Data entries

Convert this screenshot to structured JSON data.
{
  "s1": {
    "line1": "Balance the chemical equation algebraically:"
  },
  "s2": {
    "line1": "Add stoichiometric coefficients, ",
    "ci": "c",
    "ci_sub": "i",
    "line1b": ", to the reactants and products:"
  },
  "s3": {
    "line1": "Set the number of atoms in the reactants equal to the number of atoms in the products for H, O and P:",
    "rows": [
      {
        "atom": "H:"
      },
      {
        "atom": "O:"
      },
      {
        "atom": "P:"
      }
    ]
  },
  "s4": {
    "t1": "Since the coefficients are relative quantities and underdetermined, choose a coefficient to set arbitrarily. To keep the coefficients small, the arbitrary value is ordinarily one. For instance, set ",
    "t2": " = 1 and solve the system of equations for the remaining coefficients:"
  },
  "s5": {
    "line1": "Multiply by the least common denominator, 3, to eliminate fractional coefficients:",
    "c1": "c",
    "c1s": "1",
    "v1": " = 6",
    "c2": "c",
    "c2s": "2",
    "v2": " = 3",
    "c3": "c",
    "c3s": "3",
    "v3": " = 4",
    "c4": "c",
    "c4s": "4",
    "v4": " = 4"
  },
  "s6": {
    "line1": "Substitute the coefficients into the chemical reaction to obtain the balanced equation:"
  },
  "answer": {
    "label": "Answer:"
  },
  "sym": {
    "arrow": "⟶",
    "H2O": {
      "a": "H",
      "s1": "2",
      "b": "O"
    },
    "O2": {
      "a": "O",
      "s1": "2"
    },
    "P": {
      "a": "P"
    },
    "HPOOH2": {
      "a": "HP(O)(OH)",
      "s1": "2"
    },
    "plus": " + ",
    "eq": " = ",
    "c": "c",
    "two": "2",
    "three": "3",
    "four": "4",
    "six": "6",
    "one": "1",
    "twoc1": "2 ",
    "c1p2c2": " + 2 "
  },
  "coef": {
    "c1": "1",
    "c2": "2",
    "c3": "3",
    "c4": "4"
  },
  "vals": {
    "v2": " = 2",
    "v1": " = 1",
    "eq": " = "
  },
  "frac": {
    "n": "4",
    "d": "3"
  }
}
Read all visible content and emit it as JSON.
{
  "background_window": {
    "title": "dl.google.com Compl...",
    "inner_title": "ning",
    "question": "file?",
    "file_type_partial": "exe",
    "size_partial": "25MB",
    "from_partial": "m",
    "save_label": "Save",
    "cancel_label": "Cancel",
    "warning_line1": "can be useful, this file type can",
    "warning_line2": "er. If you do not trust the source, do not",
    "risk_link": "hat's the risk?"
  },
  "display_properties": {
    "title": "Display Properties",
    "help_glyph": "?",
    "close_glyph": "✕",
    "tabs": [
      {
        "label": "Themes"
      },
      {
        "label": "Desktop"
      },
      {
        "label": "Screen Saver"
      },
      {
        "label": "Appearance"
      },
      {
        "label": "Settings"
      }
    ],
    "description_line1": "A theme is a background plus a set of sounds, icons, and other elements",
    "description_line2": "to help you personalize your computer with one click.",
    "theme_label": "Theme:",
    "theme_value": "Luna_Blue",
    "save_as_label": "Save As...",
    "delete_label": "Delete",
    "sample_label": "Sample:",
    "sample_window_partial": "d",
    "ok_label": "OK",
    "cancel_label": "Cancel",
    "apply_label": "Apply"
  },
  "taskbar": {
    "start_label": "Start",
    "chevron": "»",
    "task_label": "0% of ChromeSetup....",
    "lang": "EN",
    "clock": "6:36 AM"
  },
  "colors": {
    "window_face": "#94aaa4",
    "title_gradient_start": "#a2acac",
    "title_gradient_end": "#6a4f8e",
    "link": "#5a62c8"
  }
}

WORK TO COMPLETE ->
Find all lines where the word "reactants" appears. Copy them.

FINAL ANSWER ->
    "line1b": ", to the reactants and products:"
    "line1": "Set the number of atoms in the reactants equal to the number of atoms in the products for H, O and P:",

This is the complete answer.